+++ Document
Methodology

A detailed overview of our data collection, processing, and analysis methods

Data Collection

Historical Trip Data

We collected historical Citi Bike trip data from January 2024 to October 2025, sourced from Citi Bike System Data. The dataset includes 96 monthly CSV files containing detailed trip information.

  • Total raw dataset size: ~15 GB
  • Total trips in raw data: ~84 million
  • Filtered dataset: 529,908 trips involving Columbia stations

Real-Time Station Status

Live station status data is fetched from the Citi Bike GBFS (General Bikeshare Feed Specification) API. This provides real-time information on bike availability, dock availability, and station status.

Station Selection

We focused our analysis on 7 Citi Bike stations in the Columbia University area, covering Morningside Heights and Manhattanville neighborhoods:

  • Broadway & W 122 St (Station ID: 7783.18)
  • Morningside Dr & Amsterdam Ave (Station ID: 7741.04)
++++++
+++ Supplied records
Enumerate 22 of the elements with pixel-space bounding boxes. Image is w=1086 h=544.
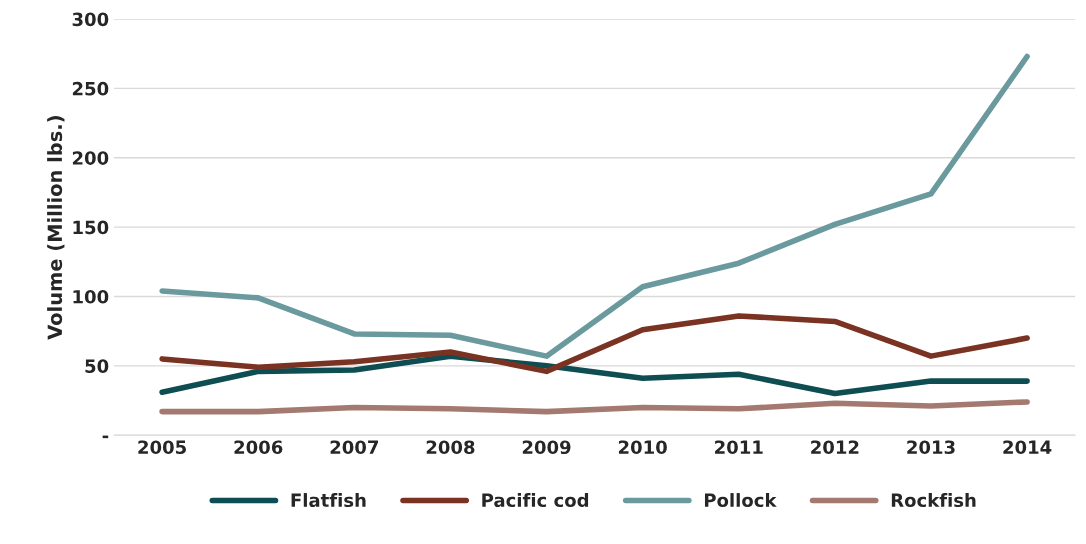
x-tick-label: 2006 bbox=[234, 440, 283, 455]
legend-label: Rockfish bbox=[891, 493, 976, 508]
x-tick-label: 2013 bbox=[907, 440, 955, 455]
y-tick-label: 250 bbox=[72, 81, 109, 96]
y-tick-label: 100 bbox=[73, 289, 109, 304]
x-tick-label: 2014 bbox=[1003, 440, 1052, 455]
x-tick-label: 2010 bbox=[618, 440, 667, 455]
x-tick-label: 2007 bbox=[330, 440, 378, 455]
y-tick-label: 200 bbox=[72, 151, 109, 165]
legend-label: Pacific cod bbox=[482, 493, 589, 508]
y-axis-title: Volume (Million lbs.) bbox=[47, 116, 65, 340]
y-tick-label: 150 bbox=[73, 220, 109, 235]
x-tick-label: 2011 bbox=[715, 440, 763, 455]
x-tick-label: 2005 bbox=[138, 440, 186, 455]
y-tick-label: 50 bbox=[85, 359, 109, 373]
y-tick-label: - bbox=[102, 435, 109, 439]
y-tick-label: 300 bbox=[72, 12, 109, 27]
legend-label: Pollock bbox=[704, 493, 777, 508]
legend-label: Flatfish bbox=[291, 493, 366, 508]
x-tick-label: 2009 bbox=[522, 440, 571, 455]
x-tick-label: 2008 bbox=[426, 440, 475, 455]
x-tick-label: 2012 bbox=[811, 440, 859, 455]
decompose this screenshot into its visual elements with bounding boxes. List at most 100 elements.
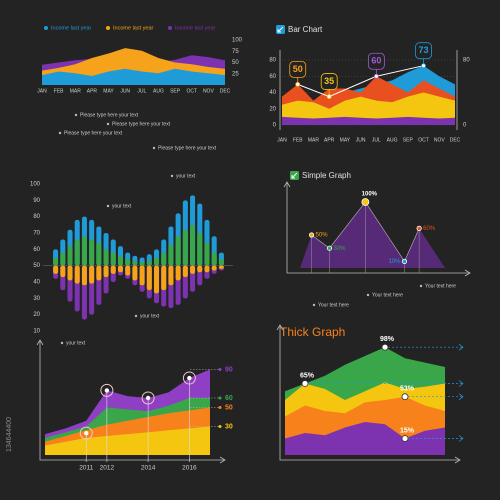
chart-title: Simple Graph [302,171,351,180]
y-tick-label: 20 [33,312,40,318]
y2-tick-label: 80 [463,58,470,64]
highlight-line [297,65,424,98]
x-tick-label: JUL [372,137,381,143]
annotation: your text [112,203,132,209]
annotation-dot [60,341,64,345]
point [381,343,389,351]
x-tick-label: FEB [293,137,303,143]
end-label: 90 [225,366,233,373]
point [187,375,192,381]
bar [153,257,160,266]
x-tick-label: SEP [170,88,181,94]
value-label: 30% [333,246,346,252]
x-tick-label: JUL [137,88,146,94]
bar [74,239,80,266]
annotation: Your text here [425,283,456,289]
x-tick-label: OCT [418,137,429,143]
point [308,232,315,238]
arrow-head [458,343,464,351]
bar [103,249,109,266]
x-tick-label: SEP [403,137,414,143]
annotation: your text [176,173,196,179]
bar [139,265,145,286]
area [282,92,455,125]
bar [182,229,188,266]
annotation: Your text here [372,292,403,298]
x-tick-label: MAY [103,88,114,94]
y-tick-label: 25 [232,71,239,77]
axis-arrow [36,339,226,464]
x-tick-label: 2011 [79,465,93,472]
x-tick-label: JAN [277,137,287,143]
chart-panel: Simple Graph 50% 30% 100% 10% 60% Your text he… [283,171,471,308]
y-tick-label: 50 [232,60,239,66]
end-label: 50 [225,404,233,411]
bar [81,265,87,286]
annotation-dot [170,174,174,178]
label-dot [218,396,222,400]
annotation-dot [419,284,423,288]
bar [146,265,152,291]
bar [96,242,102,266]
value-label: 98% [380,336,395,343]
annotation: Please type here your text [112,121,171,127]
legend-label: Income last year [51,25,92,31]
x-tick-label: MAY [340,137,351,143]
x-tick-label: APR [87,88,98,94]
x-tick-label: 2014 [141,465,156,472]
point [401,435,409,442]
chart-panel: Thick Graph 65% 98% 53% 15% [276,324,464,464]
bar [197,233,203,266]
annotation-dot [152,146,156,150]
bar [218,265,224,269]
bubble [320,73,338,90]
y-tick-label: 50 [33,263,40,269]
end-label: 30 [225,423,233,430]
axes [279,325,460,461]
axes [286,182,470,274]
bar [204,242,210,266]
y-tick-label: 100 [232,38,243,44]
bar [197,265,203,273]
x-tick-label: APR [324,137,335,143]
stock-id: 134644400 [6,417,13,452]
bar [110,252,116,266]
label-dot [218,406,222,409]
bar [132,260,138,266]
bar [67,265,73,281]
annotation-dot [106,204,110,208]
bar [175,265,181,281]
y-tick-label: 60 [269,74,276,80]
arrow-head [458,435,464,442]
x-tick-label: DEC [450,137,461,143]
bar [168,265,174,286]
annotation-dot [74,113,78,117]
area [42,68,225,85]
annotation-dot [312,303,316,307]
chart-panel: 2011 2012 2014 2016 30 50 60 90 [36,339,233,472]
chart-panel: Bar Chart 0 20 40 60 80 0 80 JAN FEB MAR APR MAY JUN J… [269,25,470,143]
legend-swatch [106,26,110,30]
bar [117,265,124,273]
arrow-head [458,380,464,387]
point [301,380,309,387]
bar [153,265,160,294]
highlight-point [373,73,379,79]
end-label: 60 [225,395,233,402]
point [326,245,333,251]
bar [132,265,138,281]
y-tick-label: 40 [33,280,40,286]
value-label: 10% [388,259,401,265]
bar [211,252,217,266]
bar [103,265,109,278]
title-icon-arrow [291,172,298,179]
highlight-label: 50 [293,64,303,74]
x-tick-label: MAR [70,88,82,94]
y-tick-label: 90 [33,198,40,204]
y-tick-label: 20 [269,106,276,112]
bar [53,257,59,266]
highlight-point [326,94,332,99]
y2-tick-label: 0 [463,123,467,129]
value-label: 15% [400,427,415,434]
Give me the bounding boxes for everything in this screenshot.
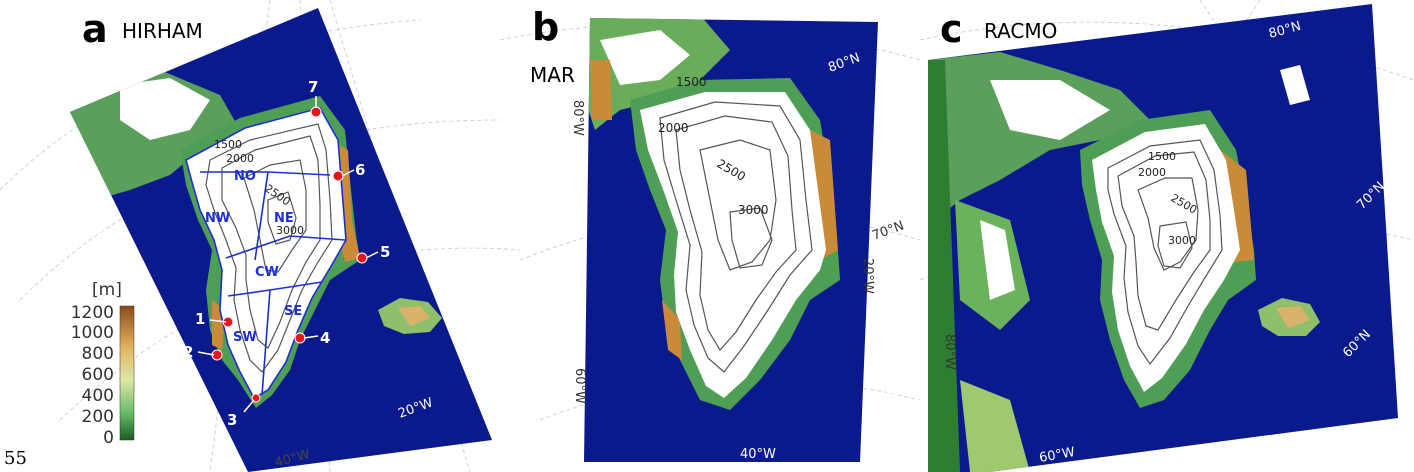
- contour-label: 2000: [658, 121, 689, 135]
- panel-letter: a: [82, 7, 108, 51]
- lat-label: 80°N: [360, 78, 396, 103]
- contour-label: 3000: [276, 224, 304, 237]
- lat-label: 70°N: [416, 214, 452, 239]
- basin-label: NE: [274, 211, 294, 226]
- lon-label: 80°W: [942, 334, 957, 370]
- panel-model: RACMO: [984, 19, 1057, 43]
- station-label-5: 5: [380, 243, 390, 261]
- lat-label: 60°N: [466, 324, 502, 349]
- colorbar-tick: 200: [82, 407, 114, 427]
- drainage-basins-a: [185, 107, 347, 400]
- lon-label: 40°W: [1168, 450, 1206, 470]
- canada-land-c: [928, 52, 1150, 220]
- page-number: 55: [4, 448, 27, 469]
- lon-label: 60°W: [572, 368, 587, 404]
- contour-label: 2000: [1138, 166, 1166, 179]
- panel-b: 1500 2000 2500 3000 80°N 60°N 40°W 70°N …: [499, 5, 921, 462]
- contours-a: [205, 123, 333, 373]
- lon-label: 80°W: [94, 230, 109, 266]
- contour-label: 3000: [1168, 234, 1196, 247]
- lat-label: 60°N: [862, 386, 898, 411]
- basin-label: NW: [205, 211, 230, 226]
- contours-b: [659, 101, 813, 373]
- colorbar-tick: 1000: [71, 323, 114, 343]
- station-label-2: 2: [183, 343, 193, 361]
- colorbar-tick: 1200: [71, 303, 114, 323]
- ice-sheet-c: [1092, 124, 1240, 392]
- station-label-4: 4: [320, 329, 330, 347]
- colorbar-tick: 0: [103, 428, 114, 448]
- station-label-6: 6: [355, 161, 365, 179]
- contours-c: [1107, 139, 1223, 366]
- panel-model: MAR: [530, 63, 575, 87]
- panel-letter: c: [940, 7, 963, 51]
- colorbar-tick: 600: [82, 365, 114, 385]
- panel-letter: b: [532, 5, 559, 49]
- basin-label: SW: [233, 330, 257, 345]
- lon-label: 60°W: [1038, 445, 1076, 466]
- contour-label: 1500: [1148, 150, 1176, 163]
- contour-label: 1500: [676, 75, 707, 89]
- lat-label: 70°N: [870, 218, 906, 243]
- lon-label: 20°W: [860, 258, 875, 294]
- lon-label: 40°W: [740, 447, 776, 462]
- lon-label: 60°W: [148, 335, 163, 371]
- basin-label: SE: [284, 304, 302, 319]
- colorbar: [m] 1200 1000 800 600 400 200 0: [71, 280, 135, 448]
- station-label-7: 7: [308, 78, 318, 96]
- colorbar-scale: [119, 305, 135, 441]
- contour-label: 2000: [226, 152, 254, 165]
- lon-label: 20°W: [1334, 425, 1372, 446]
- panel-model: HIRHAM: [122, 19, 203, 43]
- panel-a: 1500 2000 2500 3000 NO NW NE CW SW SE 1 …: [0, 0, 521, 472]
- station-label-1: 1: [195, 310, 205, 328]
- station-label-3: 3: [227, 411, 237, 429]
- basin-label: NO: [234, 169, 256, 184]
- contour-label: 3000: [738, 203, 769, 217]
- contour-label: 1500: [214, 138, 242, 151]
- basin-label: CW: [255, 265, 279, 280]
- colorbar-tick: 800: [82, 344, 114, 364]
- colorbar-tick: 400: [82, 386, 114, 406]
- lon-label: 80°W: [570, 100, 585, 136]
- panel-c: 1500 2000 2500 3000 80°N 70°N 60°N 60°W …: [919, 0, 1414, 472]
- colorbar-unit: [m]: [92, 280, 122, 300]
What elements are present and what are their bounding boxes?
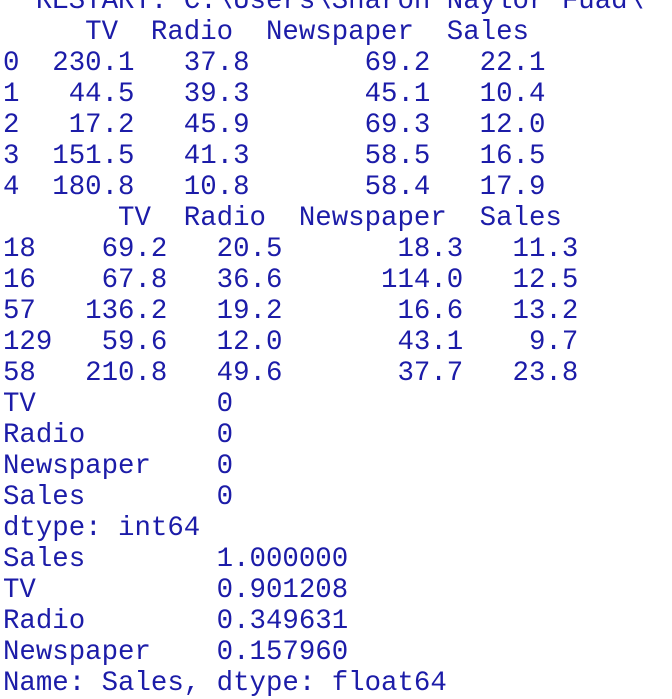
- head-table-row: 3 151.5 41.3 58.5 16.5: [3, 141, 546, 172]
- null-count-dtype: dtype: int64: [3, 513, 201, 544]
- sample-table-row: 18 69.2 20.5 18.3 11.3: [3, 234, 579, 265]
- null-count-row: Sales 0: [3, 482, 234, 513]
- sample-table-row: 57 136.2 19.2 16.6 13.2: [3, 296, 579, 327]
- null-count-row: TV 0: [3, 389, 234, 420]
- null-count-row: Newspaper 0: [3, 451, 234, 482]
- restart-line: RESTART: C:\Users\Sharon Naylor Fuad\: [3, 0, 645, 17]
- head-table-row: 2 17.2 45.9 69.3 12.0: [3, 110, 546, 141]
- null-count-row: Radio 0: [3, 420, 234, 451]
- sample-table-row: 129 59.6 12.0 43.1 9.7: [3, 327, 579, 358]
- head-table-header: TV Radio Newspaper Sales: [3, 17, 529, 48]
- head-table-row: 1 44.5 39.3 45.1 10.4: [3, 79, 546, 110]
- sample-table-header: TV Radio Newspaper Sales: [3, 203, 562, 234]
- sample-table-row: 58 210.8 49.6 37.7 23.8: [3, 358, 579, 389]
- correlation-row: Sales 1.000000: [3, 544, 349, 575]
- correlation-row: Radio 0.349631: [3, 606, 349, 637]
- correlation-dtype: Name: Sales, dtype: float64: [3, 668, 447, 699]
- correlation-row: TV 0.901208: [3, 575, 349, 606]
- sample-table-row: 16 67.8 36.6 114.0 12.5: [3, 265, 579, 296]
- head-table-row: 0 230.1 37.8 69.2 22.1: [3, 48, 546, 79]
- head-table-row: 4 180.8 10.8 58.4 17.9: [3, 172, 546, 203]
- correlation-row: Newspaper 0.157960: [3, 637, 349, 668]
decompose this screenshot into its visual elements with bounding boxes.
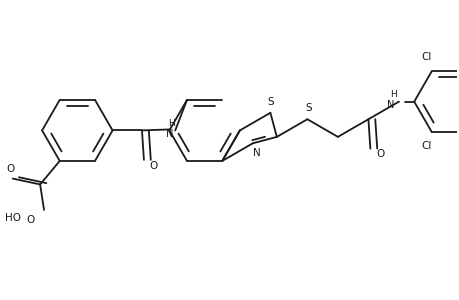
Text: H: H bbox=[168, 119, 174, 128]
Text: O: O bbox=[375, 149, 383, 160]
Text: H: H bbox=[389, 90, 396, 99]
Text: N: N bbox=[252, 148, 260, 158]
Text: O: O bbox=[26, 215, 34, 225]
Text: N: N bbox=[386, 100, 394, 110]
Text: S: S bbox=[304, 103, 311, 113]
Text: O: O bbox=[149, 161, 157, 171]
Text: HO: HO bbox=[5, 213, 21, 223]
Text: Cl: Cl bbox=[421, 52, 431, 62]
Text: N: N bbox=[165, 129, 173, 139]
Text: S: S bbox=[267, 97, 273, 107]
Text: O: O bbox=[6, 164, 15, 174]
Text: Cl: Cl bbox=[421, 141, 431, 151]
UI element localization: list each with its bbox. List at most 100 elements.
++++++
• [The tasks]:
- a) According to the Citi Bike methodology text, what kinds of real-time information does the GBFS API provide? List all of them.
- b) Carry on with the Citi Bike methodology text from its final line.

• [Answers provided]:
- a) Bike availability, dock availability, station status

- b)
  • W 120 St & Claremont Ave (Station ID: 7745.07)
  • Amsterdam Ave & W 119 St (Station ID: 7727.07)
  • W 116 St & Broadway (Station ID: 7713.11)
  • W 116 St & Amsterdam Ave (Station ID: 7692.11)
  • W 113 St & Broadway (Station ID: 7713.01)

These stations were selected based on their proximity to Columbia University campus and high relevance to student and staff commuting patterns.

Data Processing

Filtering Process

From the complete Citi Bike dataset, we filtered trips where either the origin (start_station_id) or destination (end_station_id) was one of our 7 Columbia-area stations. This resulted in 529,908 trips.

Data Schema

Each trip record contains 13 fields:

  • ride_id: Unique trip identifier
  • rideable_type: Bike type (classic_bike, electric_bike)
  • started_at, ended_at: Trip start and end timestamps
  • start_station_name, start_station_id: Origin station details
  • end_station_name, end_station_id: Destination station details
  • start_lat, start_lng, end_lat, end_lng: GPS coordinates
  • member_casual: User type (member or casual rider)

Data Pipeline

  1. Load all 96 monthly CSV files using Python pandas
  2. Parse datetime columns (started_at, ended_at)
  3. Filter trips involving Columbia stations
  4. Sort by trip start and end times
  5. Export to consolidated CSV file (columbia_filtered_citibike.csv, ~52 MB)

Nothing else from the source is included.